The request
Please transcribe the data below exactly. Leave the pictures out.

Stored data
——————

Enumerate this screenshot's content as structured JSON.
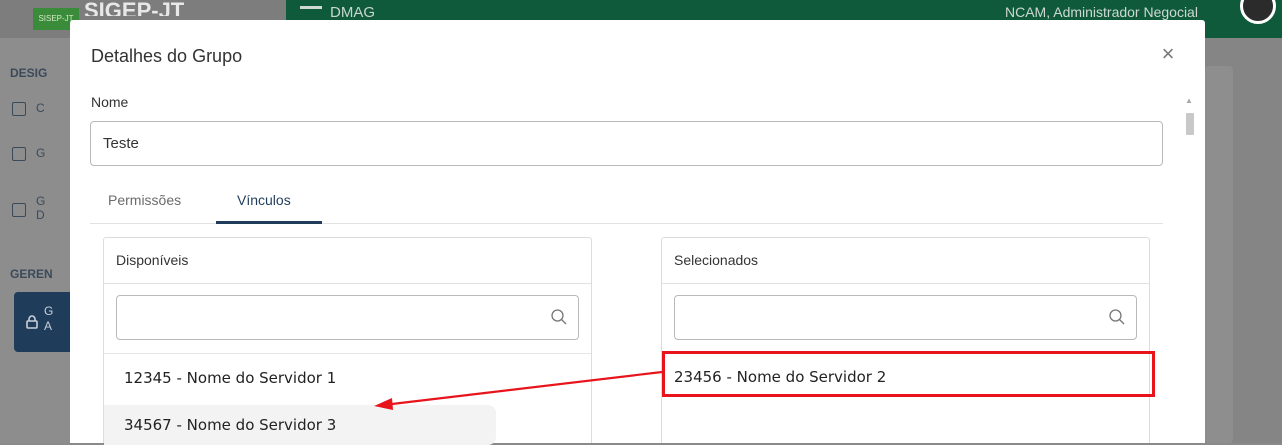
{
  "app": {
    "logo_text": "SISEP-JT",
    "brand": "SIGEP-JT",
    "module": "DMAG",
    "user": "NCAM, Administrador Negocial",
    "sidebar": {
      "section1": "DESIG",
      "item1": "C",
      "item2": "G",
      "item3": "G",
      "item3_line2": "D",
      "section2": "GEREN",
      "active_item": "G",
      "active_item_line2": "A"
    }
  },
  "modal": {
    "title": "Detalhes do Grupo",
    "close_symbol": "×",
    "name_label": "Nome",
    "name_value": "Teste",
    "tabs": [
      {
        "label": "Permissões",
        "active": false
      },
      {
        "label": "Vínculos",
        "active": true
      }
    ],
    "available": {
      "title": "Disponíveis",
      "search_placeholder": "",
      "items": [
        "12345 - Nome do Servidor 1",
        "34567 - Nome do Servidor 3"
      ]
    },
    "selected": {
      "title": "Selecionados",
      "search_placeholder": "",
      "items": [
        "23456 - Nome do Servidor 2"
      ]
    }
  },
  "colors": {
    "accent": "#1f3d5a",
    "annotation": "#e8141c",
    "topbar": "#0f5a3a"
  }
}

——————

Output
Enumerate this screenshot's content as structured JSON.
{
  "app": {
    "logo_text": "SISEP-JT",
    "brand": "SIGEP-JT",
    "module": "DMAG",
    "user": "NCAM, Administrador Negocial",
    "sidebar": {
      "section1": "DESIG",
      "item1": "C",
      "item2": "G",
      "item3": "G",
      "item3_line2": "D",
      "section2": "GEREN",
      "active_item": "G",
      "active_item_line2": "A"
    }
  },
  "modal": {
    "title": "Detalhes do Grupo",
    "close_symbol": "×",
    "name_label": "Nome",
    "name_value": "Teste",
    "tabs": [
      {
        "label": "Permissões",
        "active": false
      },
      {
        "label": "Vínculos",
        "active": true
      }
    ],
    "available": {
      "title": "Disponíveis",
      "search_placeholder": "",
      "items": [
        "12345 - Nome do Servidor 1",
        "34567 - Nome do Servidor 3"
      ]
    },
    "selected": {
      "title": "Selecionados",
      "search_placeholder": "",
      "items": [
        "23456 - Nome do Servidor 2"
      ]
    }
  },
  "colors": {
    "accent": "#1f3d5a",
    "annotation": "#e8141c",
    "topbar": "#0f5a3a"
  }
}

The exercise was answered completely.